**WHAT YOU NEED TO DO**
Across the entries below, how many lines contain the string "dominant"? Give only the count.
-- start DATASET ENTRIES --
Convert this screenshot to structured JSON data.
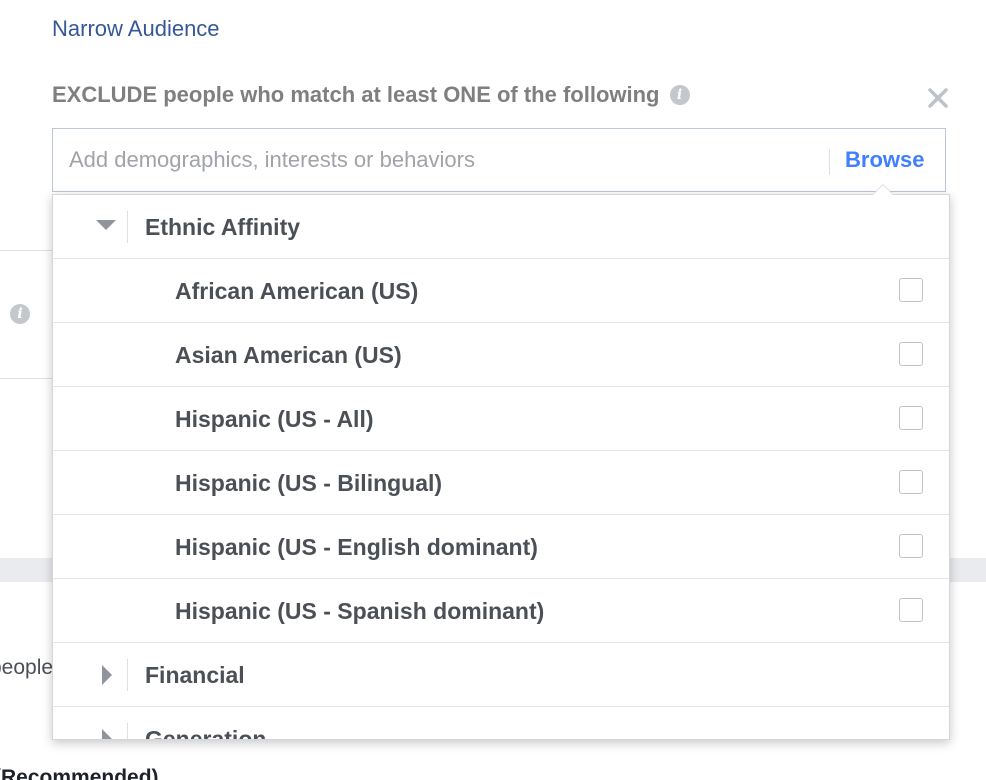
{
  "narrow_audience": {
    "label": "Narrow Audience"
  },
  "exclude": {
    "heading": "EXCLUDE people who match at least ONE of the following",
    "info_icon": "info-icon",
    "close_icon": "close-icon"
  },
  "search": {
    "placeholder": "Add demographics, interests or behaviors",
    "value": "",
    "browse_label": "Browse"
  },
  "background": {
    "info_icon": "info-icon",
    "people_text": "people",
    "recommended_text": "(Recommended)"
  },
  "dropdown": {
    "category_expanded": {
      "label": "Ethnic Affinity",
      "state": "expanded",
      "icon": "triangle-down-icon"
    },
    "options": [
      {
        "label": "African American (US)",
        "checked": false
      },
      {
        "label": "Asian American (US)",
        "checked": false
      },
      {
        "label": "Hispanic (US - All)",
        "checked": false
      },
      {
        "label": "Hispanic (US - Bilingual)",
        "checked": false
      },
      {
        "label": "Hispanic (US - English dominant)",
        "checked": false
      },
      {
        "label": "Hispanic (US - Spanish dominant)",
        "checked": false
      }
    ],
    "collapsed_categories": [
      {
        "label": "Financial",
        "state": "collapsed",
        "icon": "triangle-right-icon"
      },
      {
        "label": "Generation",
        "state": "collapsed",
        "icon": "triangle-right-icon"
      }
    ]
  },
  "colors": {
    "link": "#365899",
    "browse": "#4080ff",
    "heading_gray": "#7f7f7f",
    "item_text": "#4b4f56",
    "border": "#bdc7d8"
  }
}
-- end DATASET ENTRIES --
**TASK ANSWER**
2